→ What you need to do
Every record must appear in your copy exactly as written, with no pictures.

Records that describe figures
_ _ _ _
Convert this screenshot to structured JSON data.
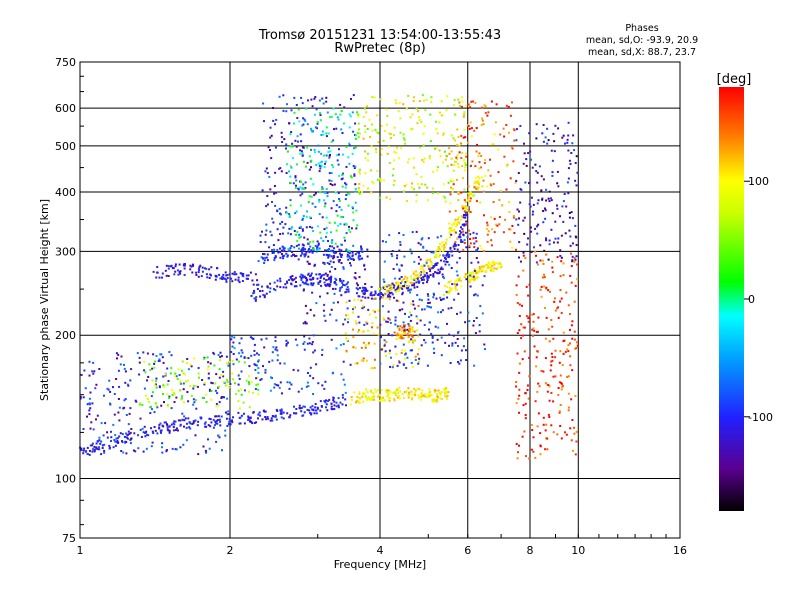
{
  "chart_data": {
    "type": "scatter",
    "title": "Tromsø 20151231 13:54:00-13:55:43",
    "subtitle": "RwPretec (8p)",
    "xlabel": "Frequency [MHz]",
    "ylabel": "Stationary phase Virtual Height [km]",
    "x_scale": "log",
    "y_scale": "log",
    "xlim": [
      1,
      16
    ],
    "ylim": [
      75,
      750
    ],
    "x_ticks": [
      "1",
      "2",
      "4",
      "6",
      "8",
      "10",
      "16"
    ],
    "x_tick_values": [
      1,
      2,
      4,
      6,
      8,
      10,
      16
    ],
    "y_ticks": [
      "75",
      "100",
      "200",
      "300",
      "400",
      "500",
      "600",
      "750"
    ],
    "y_tick_values": [
      75,
      100,
      200,
      300,
      400,
      500,
      600,
      750
    ],
    "grid": true,
    "legend": {
      "title": "Phases",
      "lines": [
        "mean, sd,O: -93.9, 20.9",
        "mean, sd,X: 88.7, 23.7"
      ],
      "placement": "top-right"
    },
    "colorbar": {
      "label": "[deg]",
      "range": [
        -180,
        180
      ],
      "ticks": [
        "100",
        "0",
        "-100"
      ],
      "tick_values": [
        100,
        0,
        -100
      ]
    },
    "series": [
      {
        "traces": [
          {
            "x": [
              1.0,
              1.15,
              1.3,
              1.5,
              1.7,
              1.95,
              2.2,
              2.5,
              2.8,
              3.1,
              3.4
            ],
            "y": [
              114,
              119,
              124,
              128,
              131,
              133,
              134,
              136,
              139,
              142,
              146
            ],
            "phase": -105
          },
          {
            "x": [
              1.4,
              1.6,
              1.8,
              2.0,
              2.3
            ],
            "y": [
              270,
              275,
              272,
              266,
              262
            ],
            "phase": -110
          },
          {
            "x": [
              2.2,
              2.5,
              2.8,
              3.0,
              3.2,
              3.5
            ],
            "y": [
              240,
              255,
              262,
              262,
              257,
              252
            ],
            "phase": -105
          },
          {
            "x": [
              2.3,
              2.6,
              2.9,
              3.3,
              3.7
            ],
            "y": [
              290,
              300,
              305,
              300,
              295
            ],
            "phase": -95
          },
          {
            "x": [
              3.6,
              3.9,
              4.2,
              4.6,
              5.0,
              5.4,
              5.8,
              6.0
            ],
            "y": [
              248,
              245,
              248,
              255,
              268,
              285,
              320,
              370
            ],
            "phase": -110
          },
          {
            "x": [
              4.0,
              4.4,
              4.8,
              5.2,
              5.6,
              6.0,
              6.4
            ],
            "y": [
              245,
              255,
              270,
              295,
              330,
              380,
              440
            ],
            "phase": 100
          },
          {
            "x": [
              5.4,
              5.8,
              6.2,
              6.6,
              7.0
            ],
            "y": [
              250,
              258,
              268,
              280,
              275
            ],
            "phase": 105
          },
          {
            "x": [
              3.5,
              3.8,
              4.1,
              4.4,
              4.8,
              5.2,
              5.5
            ],
            "y": [
              147,
              150,
              149,
              151,
              150,
              149,
              151
            ],
            "phase": 100
          },
          {
            "x": [
              4.3,
              4.5,
              4.7
            ],
            "y": [
              198,
              205,
              200
            ],
            "phase": 130
          }
        ]
      },
      {
        "clouds": [
          {
            "xr": [
              1.0,
              2.0
            ],
            "yr": [
              112,
              185
            ],
            "phase": -105
          },
          {
            "xr": [
              1.3,
              2.3
            ],
            "yr": [
              140,
              180
            ],
            "phase": 60
          },
          {
            "xr": [
              2.0,
              3.5
            ],
            "yr": [
              150,
              200
            ],
            "phase": -90
          },
          {
            "xr": [
              2.3,
              3.6
            ],
            "yr": [
              280,
              640
            ],
            "phase": -110
          },
          {
            "xr": [
              2.6,
              3.6
            ],
            "yr": [
              300,
              600
            ],
            "phase": -10
          },
          {
            "xr": [
              2.8,
              3.8
            ],
            "yr": [
              210,
              310
            ],
            "phase": -110
          },
          {
            "xr": [
              3.4,
              4.8
            ],
            "yr": [
              170,
              240
            ],
            "phase": 110
          },
          {
            "xr": [
              3.6,
              6.0
            ],
            "yr": [
              380,
              640
            ],
            "phase": 80
          },
          {
            "xr": [
              4.0,
              6.5
            ],
            "yr": [
              170,
              330
            ],
            "phase": -100
          },
          {
            "xr": [
              5.5,
              7.5
            ],
            "yr": [
              300,
              620
            ],
            "phase": 140
          },
          {
            "xr": [
              7.5,
              10.0
            ],
            "yr": [
              280,
              560
            ],
            "phase": -120
          },
          {
            "xr": [
              7.5,
              10.0
            ],
            "yr": [
              110,
              300
            ],
            "phase": 170
          }
        ]
      }
    ]
  }
}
_ _ _ _
→ Response to this exercise
Convert this screenshot to structured JSON data.
{
  "chart_data": {
    "type": "scatter",
    "title": "Tromsø 20151231 13:54:00-13:55:43",
    "subtitle": "RwPretec (8p)",
    "xlabel": "Frequency [MHz]",
    "ylabel": "Stationary phase Virtual Height [km]",
    "x_scale": "log",
    "y_scale": "log",
    "xlim": [
      1,
      16
    ],
    "ylim": [
      75,
      750
    ],
    "x_ticks": [
      "1",
      "2",
      "4",
      "6",
      "8",
      "10",
      "16"
    ],
    "x_tick_values": [
      1,
      2,
      4,
      6,
      8,
      10,
      16
    ],
    "y_ticks": [
      "75",
      "100",
      "200",
      "300",
      "400",
      "500",
      "600",
      "750"
    ],
    "y_tick_values": [
      75,
      100,
      200,
      300,
      400,
      500,
      600,
      750
    ],
    "grid": true,
    "legend": {
      "title": "Phases",
      "lines": [
        "mean, sd,O: -93.9, 20.9",
        "mean, sd,X: 88.7, 23.7"
      ],
      "placement": "top-right"
    },
    "colorbar": {
      "label": "[deg]",
      "range": [
        -180,
        180
      ],
      "ticks": [
        "100",
        "0",
        "-100"
      ],
      "tick_values": [
        100,
        0,
        -100
      ]
    },
    "series": [
      {
        "traces": [
          {
            "x": [
              1.0,
              1.15,
              1.3,
              1.5,
              1.7,
              1.95,
              2.2,
              2.5,
              2.8,
              3.1,
              3.4
            ],
            "y": [
              114,
              119,
              124,
              128,
              131,
              133,
              134,
              136,
              139,
              142,
              146
            ],
            "phase": -105
          },
          {
            "x": [
              1.4,
              1.6,
              1.8,
              2.0,
              2.3
            ],
            "y": [
              270,
              275,
              272,
              266,
              262
            ],
            "phase": -110
          },
          {
            "x": [
              2.2,
              2.5,
              2.8,
              3.0,
              3.2,
              3.5
            ],
            "y": [
              240,
              255,
              262,
              262,
              257,
              252
            ],
            "phase": -105
          },
          {
            "x": [
              2.3,
              2.6,
              2.9,
              3.3,
              3.7
            ],
            "y": [
              290,
              300,
              305,
              300,
              295
            ],
            "phase": -95
          },
          {
            "x": [
              3.6,
              3.9,
              4.2,
              4.6,
              5.0,
              5.4,
              5.8,
              6.0
            ],
            "y": [
              248,
              245,
              248,
              255,
              268,
              285,
              320,
              370
            ],
            "phase": -110
          },
          {
            "x": [
              4.0,
              4.4,
              4.8,
              5.2,
              5.6,
              6.0,
              6.4
            ],
            "y": [
              245,
              255,
              270,
              295,
              330,
              380,
              440
            ],
            "phase": 100
          },
          {
            "x": [
              5.4,
              5.8,
              6.2,
              6.6,
              7.0
            ],
            "y": [
              250,
              258,
              268,
              280,
              275
            ],
            "phase": 105
          },
          {
            "x": [
              3.5,
              3.8,
              4.1,
              4.4,
              4.8,
              5.2,
              5.5
            ],
            "y": [
              147,
              150,
              149,
              151,
              150,
              149,
              151
            ],
            "phase": 100
          },
          {
            "x": [
              4.3,
              4.5,
              4.7
            ],
            "y": [
              198,
              205,
              200
            ],
            "phase": 130
          }
        ]
      },
      {
        "clouds": [
          {
            "xr": [
              1.0,
              2.0
            ],
            "yr": [
              112,
              185
            ],
            "phase": -105
          },
          {
            "xr": [
              1.3,
              2.3
            ],
            "yr": [
              140,
              180
            ],
            "phase": 60
          },
          {
            "xr": [
              2.0,
              3.5
            ],
            "yr": [
              150,
              200
            ],
            "phase": -90
          },
          {
            "xr": [
              2.3,
              3.6
            ],
            "yr": [
              280,
              640
            ],
            "phase": -110
          },
          {
            "xr": [
              2.6,
              3.6
            ],
            "yr": [
              300,
              600
            ],
            "phase": -10
          },
          {
            "xr": [
              2.8,
              3.8
            ],
            "yr": [
              210,
              310
            ],
            "phase": -110
          },
          {
            "xr": [
              3.4,
              4.8
            ],
            "yr": [
              170,
              240
            ],
            "phase": 110
          },
          {
            "xr": [
              3.6,
              6.0
            ],
            "yr": [
              380,
              640
            ],
            "phase": 80
          },
          {
            "xr": [
              4.0,
              6.5
            ],
            "yr": [
              170,
              330
            ],
            "phase": -100
          },
          {
            "xr": [
              5.5,
              7.5
            ],
            "yr": [
              300,
              620
            ],
            "phase": 140
          },
          {
            "xr": [
              7.5,
              10.0
            ],
            "yr": [
              280,
              560
            ],
            "phase": -120
          },
          {
            "xr": [
              7.5,
              10.0
            ],
            "yr": [
              110,
              300
            ],
            "phase": 170
          }
        ]
      }
    ]
  }
}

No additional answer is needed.